● **Task instructions**: Write out all of the entries that follow, word for word, but skip the pictures.

● **Dataset excerpts**:
+++

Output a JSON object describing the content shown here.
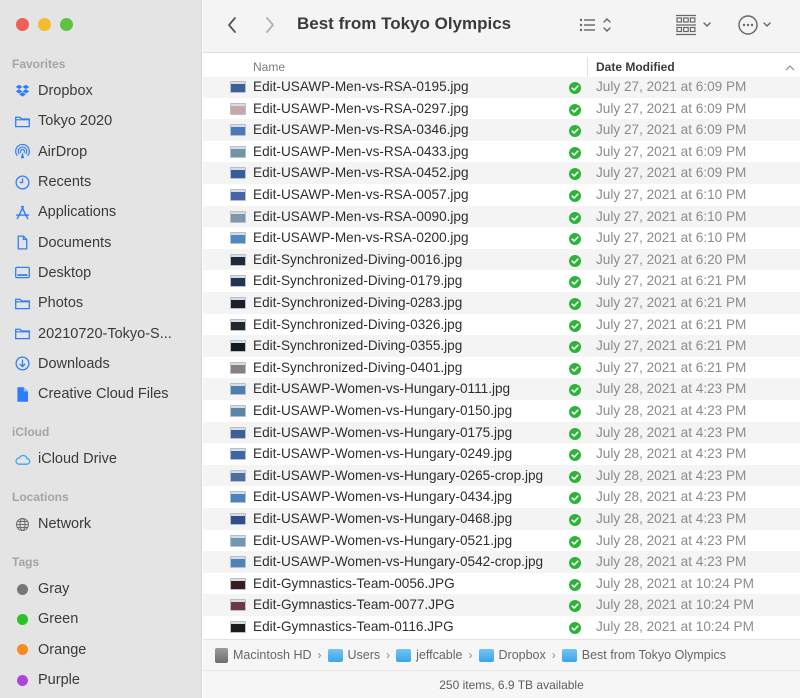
{
  "window": {
    "title": "Best from Tokyo Olympics"
  },
  "sidebar": {
    "sections": [
      {
        "heading": "Favorites",
        "items": [
          {
            "label": "Dropbox",
            "icon": "dropbox-icon"
          },
          {
            "label": "Tokyo 2020",
            "icon": "folder-icon"
          },
          {
            "label": "AirDrop",
            "icon": "airdrop-icon"
          },
          {
            "label": "Recents",
            "icon": "clock-icon"
          },
          {
            "label": "Applications",
            "icon": "applications-icon"
          },
          {
            "label": "Documents",
            "icon": "document-icon"
          },
          {
            "label": "Desktop",
            "icon": "desktop-icon"
          },
          {
            "label": "Photos",
            "icon": "folder-icon"
          },
          {
            "label": "20210720-Tokyo-S...",
            "icon": "folder-icon"
          },
          {
            "label": "Downloads",
            "icon": "download-icon"
          },
          {
            "label": "Creative Cloud Files",
            "icon": "file-filled-icon"
          }
        ]
      },
      {
        "heading": "iCloud",
        "items": [
          {
            "label": "iCloud Drive",
            "icon": "cloud-icon"
          }
        ]
      },
      {
        "heading": "Locations",
        "items": [
          {
            "label": "Network",
            "icon": "globe-icon"
          }
        ]
      },
      {
        "heading": "Tags",
        "items": [
          {
            "label": "Gray",
            "color": "#77767b"
          },
          {
            "label": "Green",
            "color": "#2cc12c"
          },
          {
            "label": "Orange",
            "color": "#f98a1d"
          },
          {
            "label": "Purple",
            "color": "#ad46d6"
          }
        ]
      }
    ]
  },
  "columns": {
    "name": "Name",
    "date_modified": "Date Modified",
    "sort": "ascending"
  },
  "files": [
    {
      "name": "Edit-USAWP-Men-vs-RSA-0195.jpg",
      "date": "July 27, 2021 at 6:09 PM",
      "thumb": "#3d5f95"
    },
    {
      "name": "Edit-USAWP-Men-vs-RSA-0297.jpg",
      "date": "July 27, 2021 at 6:09 PM",
      "thumb": "#c7a7a8"
    },
    {
      "name": "Edit-USAWP-Men-vs-RSA-0346.jpg",
      "date": "July 27, 2021 at 6:09 PM",
      "thumb": "#4a78b8"
    },
    {
      "name": "Edit-USAWP-Men-vs-RSA-0433.jpg",
      "date": "July 27, 2021 at 6:09 PM",
      "thumb": "#6f95a8"
    },
    {
      "name": "Edit-USAWP-Men-vs-RSA-0452.jpg",
      "date": "July 27, 2021 at 6:09 PM",
      "thumb": "#355d9e"
    },
    {
      "name": "Edit-USAWP-Men-vs-RSA-0057.jpg",
      "date": "July 27, 2021 at 6:10 PM",
      "thumb": "#4466a8"
    },
    {
      "name": "Edit-USAWP-Men-vs-RSA-0090.jpg",
      "date": "July 27, 2021 at 6:10 PM",
      "thumb": "#7d99a8"
    },
    {
      "name": "Edit-USAWP-Men-vs-RSA-0200.jpg",
      "date": "July 27, 2021 at 6:10 PM",
      "thumb": "#5187c2"
    },
    {
      "name": "Edit-Synchronized-Diving-0016.jpg",
      "date": "July 27, 2021 at 6:20 PM",
      "thumb": "#1b2a3a"
    },
    {
      "name": "Edit-Synchronized-Diving-0179.jpg",
      "date": "July 27, 2021 at 6:21 PM",
      "thumb": "#233450"
    },
    {
      "name": "Edit-Synchronized-Diving-0283.jpg",
      "date": "July 27, 2021 at 6:21 PM",
      "thumb": "#1a1f28"
    },
    {
      "name": "Edit-Synchronized-Diving-0326.jpg",
      "date": "July 27, 2021 at 6:21 PM",
      "thumb": "#22262e"
    },
    {
      "name": "Edit-Synchronized-Diving-0355.jpg",
      "date": "July 27, 2021 at 6:21 PM",
      "thumb": "#15181d"
    },
    {
      "name": "Edit-Synchronized-Diving-0401.jpg",
      "date": "July 27, 2021 at 6:21 PM",
      "thumb": "#8a7f84"
    },
    {
      "name": "Edit-USAWP-Women-vs-Hungary-0111.jpg",
      "date": "July 28, 2021 at 4:23 PM",
      "thumb": "#4c7fae"
    },
    {
      "name": "Edit-USAWP-Women-vs-Hungary-0150.jpg",
      "date": "July 28, 2021 at 4:23 PM",
      "thumb": "#5a86a9"
    },
    {
      "name": "Edit-USAWP-Women-vs-Hungary-0175.jpg",
      "date": "July 28, 2021 at 4:23 PM",
      "thumb": "#3f5f98"
    },
    {
      "name": "Edit-USAWP-Women-vs-Hungary-0249.jpg",
      "date": "July 28, 2021 at 4:23 PM",
      "thumb": "#3e66a3"
    },
    {
      "name": "Edit-USAWP-Women-vs-Hungary-0265-crop.jpg",
      "date": "July 28, 2021 at 4:23 PM",
      "thumb": "#4f6ea0"
    },
    {
      "name": "Edit-USAWP-Women-vs-Hungary-0434.jpg",
      "date": "July 28, 2021 at 4:23 PM",
      "thumb": "#4c82c0"
    },
    {
      "name": "Edit-USAWP-Women-vs-Hungary-0468.jpg",
      "date": "July 28, 2021 at 4:23 PM",
      "thumb": "#2f4f86"
    },
    {
      "name": "Edit-USAWP-Women-vs-Hungary-0521.jpg",
      "date": "July 28, 2021 at 4:23 PM",
      "thumb": "#6f98b3"
    },
    {
      "name": "Edit-USAWP-Women-vs-Hungary-0542-crop.jpg",
      "date": "July 28, 2021 at 4:23 PM",
      "thumb": "#4d82bb"
    },
    {
      "name": "Edit-Gymnastics-Team-0056.JPG",
      "date": "July 28, 2021 at 10:24 PM",
      "thumb": "#3a1c1c"
    },
    {
      "name": "Edit-Gymnastics-Team-0077.JPG",
      "date": "July 28, 2021 at 10:24 PM",
      "thumb": "#6b3a44"
    },
    {
      "name": "Edit-Gymnastics-Team-0116.JPG",
      "date": "July 28, 2021 at 10:24 PM",
      "thumb": "#1d1a1c"
    }
  ],
  "path_bar": [
    {
      "label": "Macintosh HD",
      "icon": "hard-drive-icon"
    },
    {
      "label": "Users",
      "icon": "folder-icon"
    },
    {
      "label": "jeffcable",
      "icon": "home-folder-icon"
    },
    {
      "label": "Dropbox",
      "icon": "folder-icon"
    },
    {
      "label": "Best from Tokyo Olympics",
      "icon": "folder-icon"
    }
  ],
  "status": "250 items, 6.9 TB available",
  "colors": {
    "accent": "#2f7df6",
    "sync_ok": "#2db33a"
  }
}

+++

● **Answer below**:
Output a JSON object describing the content shown here.
{
  "window": {
    "title": "Best from Tokyo Olympics"
  },
  "sidebar": {
    "sections": [
      {
        "heading": "Favorites",
        "items": [
          {
            "label": "Dropbox",
            "icon": "dropbox-icon"
          },
          {
            "label": "Tokyo 2020",
            "icon": "folder-icon"
          },
          {
            "label": "AirDrop",
            "icon": "airdrop-icon"
          },
          {
            "label": "Recents",
            "icon": "clock-icon"
          },
          {
            "label": "Applications",
            "icon": "applications-icon"
          },
          {
            "label": "Documents",
            "icon": "document-icon"
          },
          {
            "label": "Desktop",
            "icon": "desktop-icon"
          },
          {
            "label": "Photos",
            "icon": "folder-icon"
          },
          {
            "label": "20210720-Tokyo-S...",
            "icon": "folder-icon"
          },
          {
            "label": "Downloads",
            "icon": "download-icon"
          },
          {
            "label": "Creative Cloud Files",
            "icon": "file-filled-icon"
          }
        ]
      },
      {
        "heading": "iCloud",
        "items": [
          {
            "label": "iCloud Drive",
            "icon": "cloud-icon"
          }
        ]
      },
      {
        "heading": "Locations",
        "items": [
          {
            "label": "Network",
            "icon": "globe-icon"
          }
        ]
      },
      {
        "heading": "Tags",
        "items": [
          {
            "label": "Gray",
            "color": "#77767b"
          },
          {
            "label": "Green",
            "color": "#2cc12c"
          },
          {
            "label": "Orange",
            "color": "#f98a1d"
          },
          {
            "label": "Purple",
            "color": "#ad46d6"
          }
        ]
      }
    ]
  },
  "columns": {
    "name": "Name",
    "date_modified": "Date Modified",
    "sort": "ascending"
  },
  "files": [
    {
      "name": "Edit-USAWP-Men-vs-RSA-0195.jpg",
      "date": "July 27, 2021 at 6:09 PM",
      "thumb": "#3d5f95"
    },
    {
      "name": "Edit-USAWP-Men-vs-RSA-0297.jpg",
      "date": "July 27, 2021 at 6:09 PM",
      "thumb": "#c7a7a8"
    },
    {
      "name": "Edit-USAWP-Men-vs-RSA-0346.jpg",
      "date": "July 27, 2021 at 6:09 PM",
      "thumb": "#4a78b8"
    },
    {
      "name": "Edit-USAWP-Men-vs-RSA-0433.jpg",
      "date": "July 27, 2021 at 6:09 PM",
      "thumb": "#6f95a8"
    },
    {
      "name": "Edit-USAWP-Men-vs-RSA-0452.jpg",
      "date": "July 27, 2021 at 6:09 PM",
      "thumb": "#355d9e"
    },
    {
      "name": "Edit-USAWP-Men-vs-RSA-0057.jpg",
      "date": "July 27, 2021 at 6:10 PM",
      "thumb": "#4466a8"
    },
    {
      "name": "Edit-USAWP-Men-vs-RSA-0090.jpg",
      "date": "July 27, 2021 at 6:10 PM",
      "thumb": "#7d99a8"
    },
    {
      "name": "Edit-USAWP-Men-vs-RSA-0200.jpg",
      "date": "July 27, 2021 at 6:10 PM",
      "thumb": "#5187c2"
    },
    {
      "name": "Edit-Synchronized-Diving-0016.jpg",
      "date": "July 27, 2021 at 6:20 PM",
      "thumb": "#1b2a3a"
    },
    {
      "name": "Edit-Synchronized-Diving-0179.jpg",
      "date": "July 27, 2021 at 6:21 PM",
      "thumb": "#233450"
    },
    {
      "name": "Edit-Synchronized-Diving-0283.jpg",
      "date": "July 27, 2021 at 6:21 PM",
      "thumb": "#1a1f28"
    },
    {
      "name": "Edit-Synchronized-Diving-0326.jpg",
      "date": "July 27, 2021 at 6:21 PM",
      "thumb": "#22262e"
    },
    {
      "name": "Edit-Synchronized-Diving-0355.jpg",
      "date": "July 27, 2021 at 6:21 PM",
      "thumb": "#15181d"
    },
    {
      "name": "Edit-Synchronized-Diving-0401.jpg",
      "date": "July 27, 2021 at 6:21 PM",
      "thumb": "#8a7f84"
    },
    {
      "name": "Edit-USAWP-Women-vs-Hungary-0111.jpg",
      "date": "July 28, 2021 at 4:23 PM",
      "thumb": "#4c7fae"
    },
    {
      "name": "Edit-USAWP-Women-vs-Hungary-0150.jpg",
      "date": "July 28, 2021 at 4:23 PM",
      "thumb": "#5a86a9"
    },
    {
      "name": "Edit-USAWP-Women-vs-Hungary-0175.jpg",
      "date": "July 28, 2021 at 4:23 PM",
      "thumb": "#3f5f98"
    },
    {
      "name": "Edit-USAWP-Women-vs-Hungary-0249.jpg",
      "date": "July 28, 2021 at 4:23 PM",
      "thumb": "#3e66a3"
    },
    {
      "name": "Edit-USAWP-Women-vs-Hungary-0265-crop.jpg",
      "date": "July 28, 2021 at 4:23 PM",
      "thumb": "#4f6ea0"
    },
    {
      "name": "Edit-USAWP-Women-vs-Hungary-0434.jpg",
      "date": "July 28, 2021 at 4:23 PM",
      "thumb": "#4c82c0"
    },
    {
      "name": "Edit-USAWP-Women-vs-Hungary-0468.jpg",
      "date": "July 28, 2021 at 4:23 PM",
      "thumb": "#2f4f86"
    },
    {
      "name": "Edit-USAWP-Women-vs-Hungary-0521.jpg",
      "date": "July 28, 2021 at 4:23 PM",
      "thumb": "#6f98b3"
    },
    {
      "name": "Edit-USAWP-Women-vs-Hungary-0542-crop.jpg",
      "date": "July 28, 2021 at 4:23 PM",
      "thumb": "#4d82bb"
    },
    {
      "name": "Edit-Gymnastics-Team-0056.JPG",
      "date": "July 28, 2021 at 10:24 PM",
      "thumb": "#3a1c1c"
    },
    {
      "name": "Edit-Gymnastics-Team-0077.JPG",
      "date": "July 28, 2021 at 10:24 PM",
      "thumb": "#6b3a44"
    },
    {
      "name": "Edit-Gymnastics-Team-0116.JPG",
      "date": "July 28, 2021 at 10:24 PM",
      "thumb": "#1d1a1c"
    }
  ],
  "path_bar": [
    {
      "label": "Macintosh HD",
      "icon": "hard-drive-icon"
    },
    {
      "label": "Users",
      "icon": "folder-icon"
    },
    {
      "label": "jeffcable",
      "icon": "home-folder-icon"
    },
    {
      "label": "Dropbox",
      "icon": "folder-icon"
    },
    {
      "label": "Best from Tokyo Olympics",
      "icon": "folder-icon"
    }
  ],
  "status": "250 items, 6.9 TB available",
  "colors": {
    "accent": "#2f7df6",
    "sync_ok": "#2db33a"
  }
}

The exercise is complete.